# WHAT TO WORK ON:
Transcribe every entry below word for word, but skip the pictures.

# DATA RECORDS:

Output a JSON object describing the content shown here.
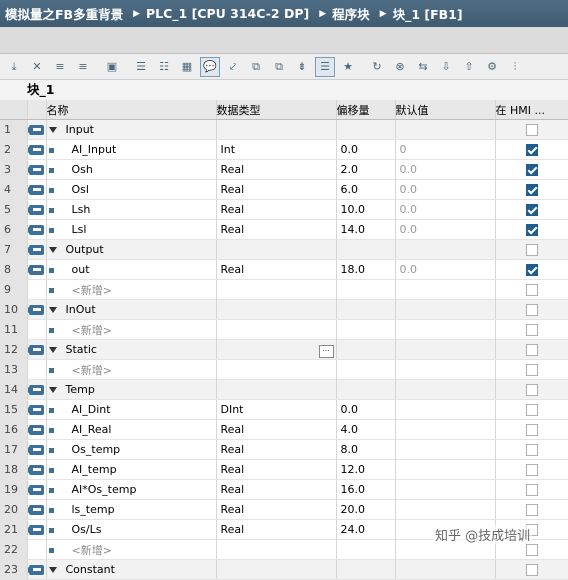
{
  "breadcrumb": [
    "模拟量之FB多重背景",
    "PLC_1 [CPU 314C-2 DP]",
    "程序块",
    "块_1 [FB1]"
  ],
  "block_title": "块_1",
  "columns": {
    "name": "名称",
    "datatype": "数据类型",
    "offset": "偏移量",
    "default": "默认值",
    "hmi": "在 HMI ..."
  },
  "rows": [
    {
      "num": "1",
      "kind": "section",
      "name": "Input",
      "type": "",
      "offset": "",
      "default": "",
      "hmi": false
    },
    {
      "num": "2",
      "kind": "var",
      "name": "AI_Input",
      "type": "Int",
      "offset": "0.0",
      "default": "0",
      "hmi": true
    },
    {
      "num": "3",
      "kind": "var",
      "name": "Osh",
      "type": "Real",
      "offset": "2.0",
      "default": "0.0",
      "hmi": true
    },
    {
      "num": "4",
      "kind": "var",
      "name": "Osl",
      "type": "Real",
      "offset": "6.0",
      "default": "0.0",
      "hmi": true
    },
    {
      "num": "5",
      "kind": "var",
      "name": "Lsh",
      "type": "Real",
      "offset": "10.0",
      "default": "0.0",
      "hmi": true
    },
    {
      "num": "6",
      "kind": "var",
      "name": "Lsl",
      "type": "Real",
      "offset": "14.0",
      "default": "0.0",
      "hmi": true
    },
    {
      "num": "7",
      "kind": "section",
      "name": "Output",
      "type": "",
      "offset": "",
      "default": "",
      "hmi": false
    },
    {
      "num": "8",
      "kind": "var",
      "name": "out",
      "type": "Real",
      "offset": "18.0",
      "default": "0.0",
      "hmi": true
    },
    {
      "num": "9",
      "kind": "add",
      "name": "<新增>",
      "type": "",
      "offset": "",
      "default": "",
      "hmi": false
    },
    {
      "num": "10",
      "kind": "section",
      "name": "InOut",
      "type": "",
      "offset": "",
      "default": "",
      "hmi": false
    },
    {
      "num": "11",
      "kind": "add",
      "name": "<新增>",
      "type": "",
      "offset": "",
      "default": "",
      "hmi": false
    },
    {
      "num": "12",
      "kind": "section",
      "name": "Static",
      "type": "",
      "offset": "",
      "default": "",
      "hmi": false
    },
    {
      "num": "13",
      "kind": "add",
      "name": "<新增>",
      "type": "",
      "offset": "",
      "default": "",
      "hmi": false
    },
    {
      "num": "14",
      "kind": "section",
      "name": "Temp",
      "type": "",
      "offset": "",
      "default": "",
      "hmi": false
    },
    {
      "num": "15",
      "kind": "var",
      "name": "AI_Dint",
      "type": "DInt",
      "offset": "0.0",
      "default": "",
      "hmi": false
    },
    {
      "num": "16",
      "kind": "var",
      "name": "AI_Real",
      "type": "Real",
      "offset": "4.0",
      "default": "",
      "hmi": false
    },
    {
      "num": "17",
      "kind": "var",
      "name": "Os_temp",
      "type": "Real",
      "offset": "8.0",
      "default": "",
      "hmi": false
    },
    {
      "num": "18",
      "kind": "var",
      "name": "AI_temp",
      "type": "Real",
      "offset": "12.0",
      "default": "",
      "hmi": false
    },
    {
      "num": "19",
      "kind": "var",
      "name": "AI*Os_temp",
      "type": "Real",
      "offset": "16.0",
      "default": "",
      "hmi": false
    },
    {
      "num": "20",
      "kind": "var",
      "name": "ls_temp",
      "type": "Real",
      "offset": "20.0",
      "default": "",
      "hmi": false
    },
    {
      "num": "21",
      "kind": "var",
      "name": "Os/Ls",
      "type": "Real",
      "offset": "24.0",
      "default": "",
      "hmi": false
    },
    {
      "num": "22",
      "kind": "add",
      "name": "<新增>",
      "type": "",
      "offset": "",
      "default": "",
      "hmi": false
    },
    {
      "num": "23",
      "kind": "section",
      "name": "Constant",
      "type": "",
      "offset": "",
      "default": "",
      "hmi": false
    }
  ],
  "watermark": "知乎 @技成培训",
  "colors": {
    "title_bg": "#445f75",
    "checkbox_on": "#1f5d8e",
    "interface_icon": "#3d6f99"
  }
}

# COMPLETE OUTPUT:
Output a JSON object describing the content shown here.
{
  "breadcrumb": [
    "模拟量之FB多重背景",
    "PLC_1 [CPU 314C-2 DP]",
    "程序块",
    "块_1 [FB1]"
  ],
  "block_title": "块_1",
  "columns": {
    "name": "名称",
    "datatype": "数据类型",
    "offset": "偏移量",
    "default": "默认值",
    "hmi": "在 HMI ..."
  },
  "rows": [
    {
      "num": "1",
      "kind": "section",
      "name": "Input",
      "type": "",
      "offset": "",
      "default": "",
      "hmi": false
    },
    {
      "num": "2",
      "kind": "var",
      "name": "AI_Input",
      "type": "Int",
      "offset": "0.0",
      "default": "0",
      "hmi": true
    },
    {
      "num": "3",
      "kind": "var",
      "name": "Osh",
      "type": "Real",
      "offset": "2.0",
      "default": "0.0",
      "hmi": true
    },
    {
      "num": "4",
      "kind": "var",
      "name": "Osl",
      "type": "Real",
      "offset": "6.0",
      "default": "0.0",
      "hmi": true
    },
    {
      "num": "5",
      "kind": "var",
      "name": "Lsh",
      "type": "Real",
      "offset": "10.0",
      "default": "0.0",
      "hmi": true
    },
    {
      "num": "6",
      "kind": "var",
      "name": "Lsl",
      "type": "Real",
      "offset": "14.0",
      "default": "0.0",
      "hmi": true
    },
    {
      "num": "7",
      "kind": "section",
      "name": "Output",
      "type": "",
      "offset": "",
      "default": "",
      "hmi": false
    },
    {
      "num": "8",
      "kind": "var",
      "name": "out",
      "type": "Real",
      "offset": "18.0",
      "default": "0.0",
      "hmi": true
    },
    {
      "num": "9",
      "kind": "add",
      "name": "<新增>",
      "type": "",
      "offset": "",
      "default": "",
      "hmi": false
    },
    {
      "num": "10",
      "kind": "section",
      "name": "InOut",
      "type": "",
      "offset": "",
      "default": "",
      "hmi": false
    },
    {
      "num": "11",
      "kind": "add",
      "name": "<新增>",
      "type": "",
      "offset": "",
      "default": "",
      "hmi": false
    },
    {
      "num": "12",
      "kind": "section",
      "name": "Static",
      "type": "",
      "offset": "",
      "default": "",
      "hmi": false
    },
    {
      "num": "13",
      "kind": "add",
      "name": "<新增>",
      "type": "",
      "offset": "",
      "default": "",
      "hmi": false
    },
    {
      "num": "14",
      "kind": "section",
      "name": "Temp",
      "type": "",
      "offset": "",
      "default": "",
      "hmi": false
    },
    {
      "num": "15",
      "kind": "var",
      "name": "AI_Dint",
      "type": "DInt",
      "offset": "0.0",
      "default": "",
      "hmi": false
    },
    {
      "num": "16",
      "kind": "var",
      "name": "AI_Real",
      "type": "Real",
      "offset": "4.0",
      "default": "",
      "hmi": false
    },
    {
      "num": "17",
      "kind": "var",
      "name": "Os_temp",
      "type": "Real",
      "offset": "8.0",
      "default": "",
      "hmi": false
    },
    {
      "num": "18",
      "kind": "var",
      "name": "AI_temp",
      "type": "Real",
      "offset": "12.0",
      "default": "",
      "hmi": false
    },
    {
      "num": "19",
      "kind": "var",
      "name": "AI*Os_temp",
      "type": "Real",
      "offset": "16.0",
      "default": "",
      "hmi": false
    },
    {
      "num": "20",
      "kind": "var",
      "name": "ls_temp",
      "type": "Real",
      "offset": "20.0",
      "default": "",
      "hmi": false
    },
    {
      "num": "21",
      "kind": "var",
      "name": "Os/Ls",
      "type": "Real",
      "offset": "24.0",
      "default": "",
      "hmi": false
    },
    {
      "num": "22",
      "kind": "add",
      "name": "<新增>",
      "type": "",
      "offset": "",
      "default": "",
      "hmi": false
    },
    {
      "num": "23",
      "kind": "section",
      "name": "Constant",
      "type": "",
      "offset": "",
      "default": "",
      "hmi": false
    }
  ],
  "watermark": "知乎 @技成培训",
  "colors": {
    "title_bg": "#445f75",
    "checkbox_on": "#1f5d8e",
    "interface_icon": "#3d6f99"
  }
}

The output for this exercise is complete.